Data entries —
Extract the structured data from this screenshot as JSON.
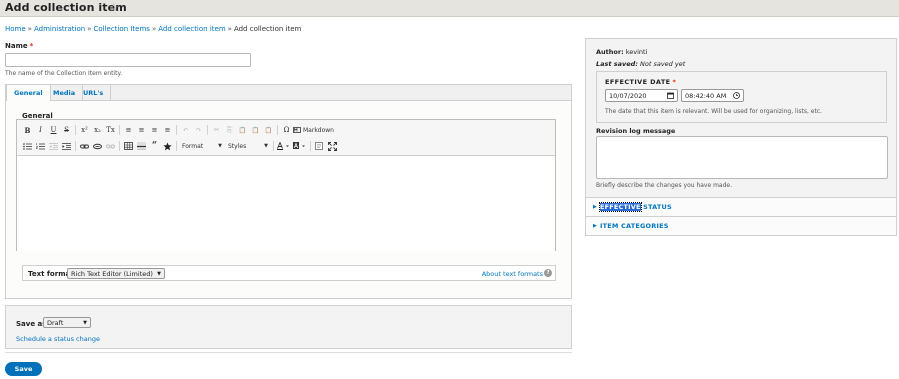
{
  "header": {
    "title": "Add collection item",
    "star_icon": "☆"
  },
  "breadcrumb": {
    "items": [
      "Home",
      "Administration",
      "Collection Items",
      "Add collection item"
    ],
    "current": "Add collection item",
    "separator": "»"
  },
  "name_field": {
    "label": "Name",
    "required": "*",
    "value": "",
    "description": "The name of the Collection Item entity."
  },
  "tabs": [
    {
      "label": "General",
      "active": true
    },
    {
      "label": "Media",
      "active": false
    },
    {
      "label": "URL's",
      "active": false
    }
  ],
  "general": {
    "label": "General"
  },
  "editor": {
    "row1": [
      "B",
      "I",
      "U",
      "S",
      "x²",
      "x₂",
      "Tx",
      "≡",
      "≡",
      "≡",
      "≡",
      "↶",
      "↷",
      "✂",
      "⎘",
      "📋",
      "📋",
      "📋",
      "Ω"
    ],
    "markdown_label": "Markdown",
    "format_combo": "Format",
    "styles_combo": "Styles"
  },
  "text_format": {
    "label": "Text format",
    "selected": "Rich Text Editor (Limited)",
    "about_link": "About text formats",
    "help_glyph": "?"
  },
  "save_as": {
    "label": "Save as:",
    "selected": "Draft",
    "schedule_link": "Schedule a status change"
  },
  "save_button": "Save",
  "sidebar": {
    "author_label": "Author:",
    "author_value": "kevinti",
    "last_saved_label": "Last saved:",
    "last_saved_value": "Not saved yet",
    "effective_date": {
      "title": "EFFECTIVE DATE",
      "required": "*",
      "date_value": "10/07/2020",
      "time_value": "08:42:40 AM",
      "description": "The date that this item is relevant. Will be used for organizing, lists, etc."
    },
    "revision": {
      "label": "Revision log message",
      "value": "",
      "description": "Briefly describe the changes you have made."
    },
    "accordions": [
      {
        "label_highlight": "EFFECTIVE",
        "label_rest": " STATUS"
      },
      {
        "label_highlight": "",
        "label_rest": "ITEM CATEGORIES"
      }
    ]
  },
  "colors": {
    "link": "#0074bd",
    "save_button": "#0071b8",
    "required": "#e62600"
  }
}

Given problem — Drop the images and quote the entries word for word.

Exercise solution —
Extract the structured data from this screenshot as JSON.
{
  "header": {
    "title": "Add collection item",
    "star_icon": "☆"
  },
  "breadcrumb": {
    "items": [
      "Home",
      "Administration",
      "Collection Items",
      "Add collection item"
    ],
    "current": "Add collection item",
    "separator": "»"
  },
  "name_field": {
    "label": "Name",
    "required": "*",
    "value": "",
    "description": "The name of the Collection Item entity."
  },
  "tabs": [
    {
      "label": "General",
      "active": true
    },
    {
      "label": "Media",
      "active": false
    },
    {
      "label": "URL's",
      "active": false
    }
  ],
  "general": {
    "label": "General"
  },
  "editor": {
    "row1": [
      "B",
      "I",
      "U",
      "S",
      "x²",
      "x₂",
      "Tx",
      "≡",
      "≡",
      "≡",
      "≡",
      "↶",
      "↷",
      "✂",
      "⎘",
      "📋",
      "📋",
      "📋",
      "Ω"
    ],
    "markdown_label": "Markdown",
    "format_combo": "Format",
    "styles_combo": "Styles"
  },
  "text_format": {
    "label": "Text format",
    "selected": "Rich Text Editor (Limited)",
    "about_link": "About text formats",
    "help_glyph": "?"
  },
  "save_as": {
    "label": "Save as:",
    "selected": "Draft",
    "schedule_link": "Schedule a status change"
  },
  "save_button": "Save",
  "sidebar": {
    "author_label": "Author:",
    "author_value": "kevinti",
    "last_saved_label": "Last saved:",
    "last_saved_value": "Not saved yet",
    "effective_date": {
      "title": "EFFECTIVE DATE",
      "required": "*",
      "date_value": "10/07/2020",
      "time_value": "08:42:40 AM",
      "description": "The date that this item is relevant. Will be used for organizing, lists, etc."
    },
    "revision": {
      "label": "Revision log message",
      "value": "",
      "description": "Briefly describe the changes you have made."
    },
    "accordions": [
      {
        "label_highlight": "EFFECTIVE",
        "label_rest": " STATUS"
      },
      {
        "label_highlight": "",
        "label_rest": "ITEM CATEGORIES"
      }
    ]
  },
  "colors": {
    "link": "#0074bd",
    "save_button": "#0071b8",
    "required": "#e62600"
  }
}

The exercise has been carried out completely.